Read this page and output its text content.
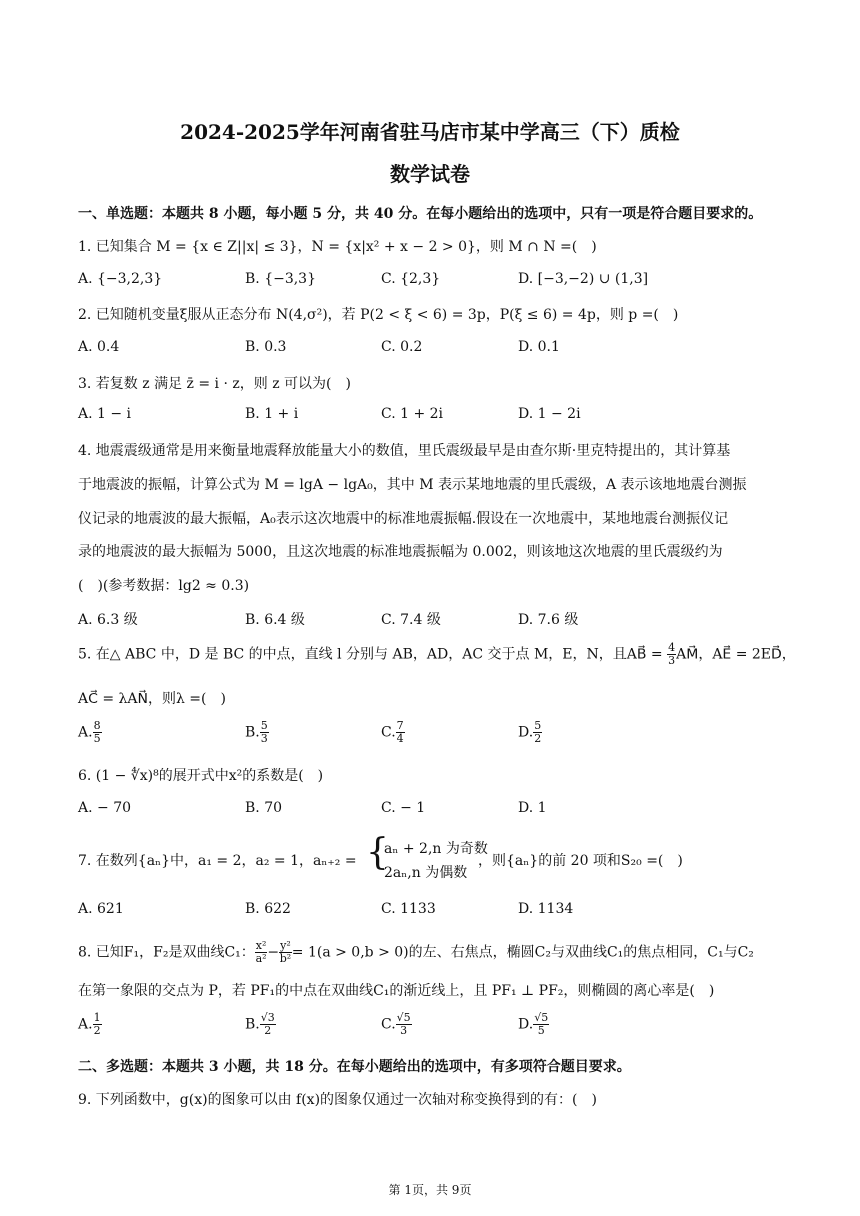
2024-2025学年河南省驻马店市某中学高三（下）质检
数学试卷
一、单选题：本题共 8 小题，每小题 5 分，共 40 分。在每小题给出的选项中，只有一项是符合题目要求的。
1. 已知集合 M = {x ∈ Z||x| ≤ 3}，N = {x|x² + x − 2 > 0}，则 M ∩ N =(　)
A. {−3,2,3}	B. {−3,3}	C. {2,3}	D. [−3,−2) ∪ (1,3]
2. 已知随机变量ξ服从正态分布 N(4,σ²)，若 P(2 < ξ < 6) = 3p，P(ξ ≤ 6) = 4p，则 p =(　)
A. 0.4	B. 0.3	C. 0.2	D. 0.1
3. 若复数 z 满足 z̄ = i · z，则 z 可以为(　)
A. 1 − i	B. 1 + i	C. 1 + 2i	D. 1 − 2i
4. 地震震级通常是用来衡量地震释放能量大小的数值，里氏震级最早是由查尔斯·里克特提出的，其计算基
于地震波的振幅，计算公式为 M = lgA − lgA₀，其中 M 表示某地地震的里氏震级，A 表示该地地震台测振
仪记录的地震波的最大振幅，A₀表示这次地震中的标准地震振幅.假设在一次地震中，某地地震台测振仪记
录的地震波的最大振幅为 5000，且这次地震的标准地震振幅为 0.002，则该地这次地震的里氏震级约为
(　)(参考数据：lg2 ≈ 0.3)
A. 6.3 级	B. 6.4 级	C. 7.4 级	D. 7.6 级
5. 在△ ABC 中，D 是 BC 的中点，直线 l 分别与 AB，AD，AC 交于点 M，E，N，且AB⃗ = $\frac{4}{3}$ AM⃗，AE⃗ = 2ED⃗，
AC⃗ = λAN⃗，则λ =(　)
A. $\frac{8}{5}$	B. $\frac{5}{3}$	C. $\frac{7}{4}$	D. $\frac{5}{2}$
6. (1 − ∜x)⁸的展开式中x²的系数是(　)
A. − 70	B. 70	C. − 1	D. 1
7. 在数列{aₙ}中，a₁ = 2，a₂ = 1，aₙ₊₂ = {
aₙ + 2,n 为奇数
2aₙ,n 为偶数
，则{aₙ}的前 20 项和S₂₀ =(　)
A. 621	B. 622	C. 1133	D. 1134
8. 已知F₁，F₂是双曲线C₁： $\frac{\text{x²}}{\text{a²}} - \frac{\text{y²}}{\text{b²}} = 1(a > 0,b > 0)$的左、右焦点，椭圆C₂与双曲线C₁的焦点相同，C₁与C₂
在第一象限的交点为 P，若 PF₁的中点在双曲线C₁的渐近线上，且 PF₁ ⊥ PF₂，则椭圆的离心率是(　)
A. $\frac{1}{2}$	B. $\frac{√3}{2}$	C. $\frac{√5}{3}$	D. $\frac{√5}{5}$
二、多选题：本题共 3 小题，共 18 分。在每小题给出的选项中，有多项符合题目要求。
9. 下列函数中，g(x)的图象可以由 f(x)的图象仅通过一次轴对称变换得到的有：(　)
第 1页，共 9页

=== Exercise instructions ===
Reproduce every entry exactly, but omit each picture.

=== Answer below ===
Read this page and output its text content.
2024-2025学年河南省驻马店市某中学高三（下）质检
数学试卷
一、单选题：本题共 8 小题，每小题 5 分，共 40 分。在每小题给出的选项中，只有一项是符合题目要求的。
1. 已知集合 M = {x ∈ Z||x| ≤ 3}，N = {x|x² + x − 2 > 0}，则 M ∩ N =(　)
A. {−3,2,3}	B. {−3,3}	C. {2,3}	D. [−3,−2) ∪ (1,3]
2. 已知随机变量ξ服从正态分布 N(4,σ²)，若 P(2 < ξ < 6) = 3p，P(ξ ≤ 6) = 4p，则 p =(　)
A. 0.4	B. 0.3	C. 0.2	D. 0.1
3. 若复数 z 满足 z̄ = i · z，则 z 可以为(　)
A. 1 − i	B. 1 + i	C. 1 + 2i	D. 1 − 2i
4. 地震震级通常是用来衡量地震释放能量大小的数值，里氏震级最早是由查尔斯·里克特提出的，其计算基
于地震波的振幅，计算公式为 M = lgA − lgA₀，其中 M 表示某地地震的里氏震级，A 表示该地地震台测振
仪记录的地震波的最大振幅，A₀表示这次地震中的标准地震振幅.假设在一次地震中，某地地震台测振仪记
录的地震波的最大振幅为 5000，且这次地震的标准地震振幅为 0.002，则该地这次地震的里氏震级约为
(　)(参考数据：lg2 ≈ 0.3)
A. 6.3 级	B. 6.4 级	C. 7.4 级	D. 7.6 级
5. 在△ ABC 中，D 是 BC 的中点，直线 l 分别与 AB，AD，AC 交于点 M，E，N，且AB⃗ = $\frac{4}{3}$ AM⃗，AE⃗ = 2ED⃗，
AC⃗ = λAN⃗，则λ =(　)
A. $\frac{8}{5}$	B. $\frac{5}{3}$	C. $\frac{7}{4}$	D. $\frac{5}{2}$
6. (1 − ∜x)⁸的展开式中x²的系数是(　)
A. − 70	B. 70	C. − 1	D. 1
7. 在数列{aₙ}中，a₁ = 2，a₂ = 1，aₙ₊₂ = {
aₙ + 2,n 为奇数
2aₙ,n 为偶数
，则{aₙ}的前 20 项和S₂₀ =(　)
A. 621	B. 622	C. 1133	D. 1134
8. 已知F₁，F₂是双曲线C₁： $\frac{\text{x²}}{\text{a²}} - \frac{\text{y²}}{\text{b²}} = 1(a > 0,b > 0)$的左、右焦点，椭圆C₂与双曲线C₁的焦点相同，C₁与C₂
在第一象限的交点为 P，若 PF₁的中点在双曲线C₁的渐近线上，且 PF₁ ⊥ PF₂，则椭圆的离心率是(　)
A. $\frac{1}{2}$	B. $\frac{√3}{2}$	C. $\frac{√5}{3}$	D. $\frac{√5}{5}$
二、多选题：本题共 3 小题，共 18 分。在每小题给出的选项中，有多项符合题目要求。
9. 下列函数中，g(x)的图象可以由 f(x)的图象仅通过一次轴对称变换得到的有：(　)
第 1页，共 9页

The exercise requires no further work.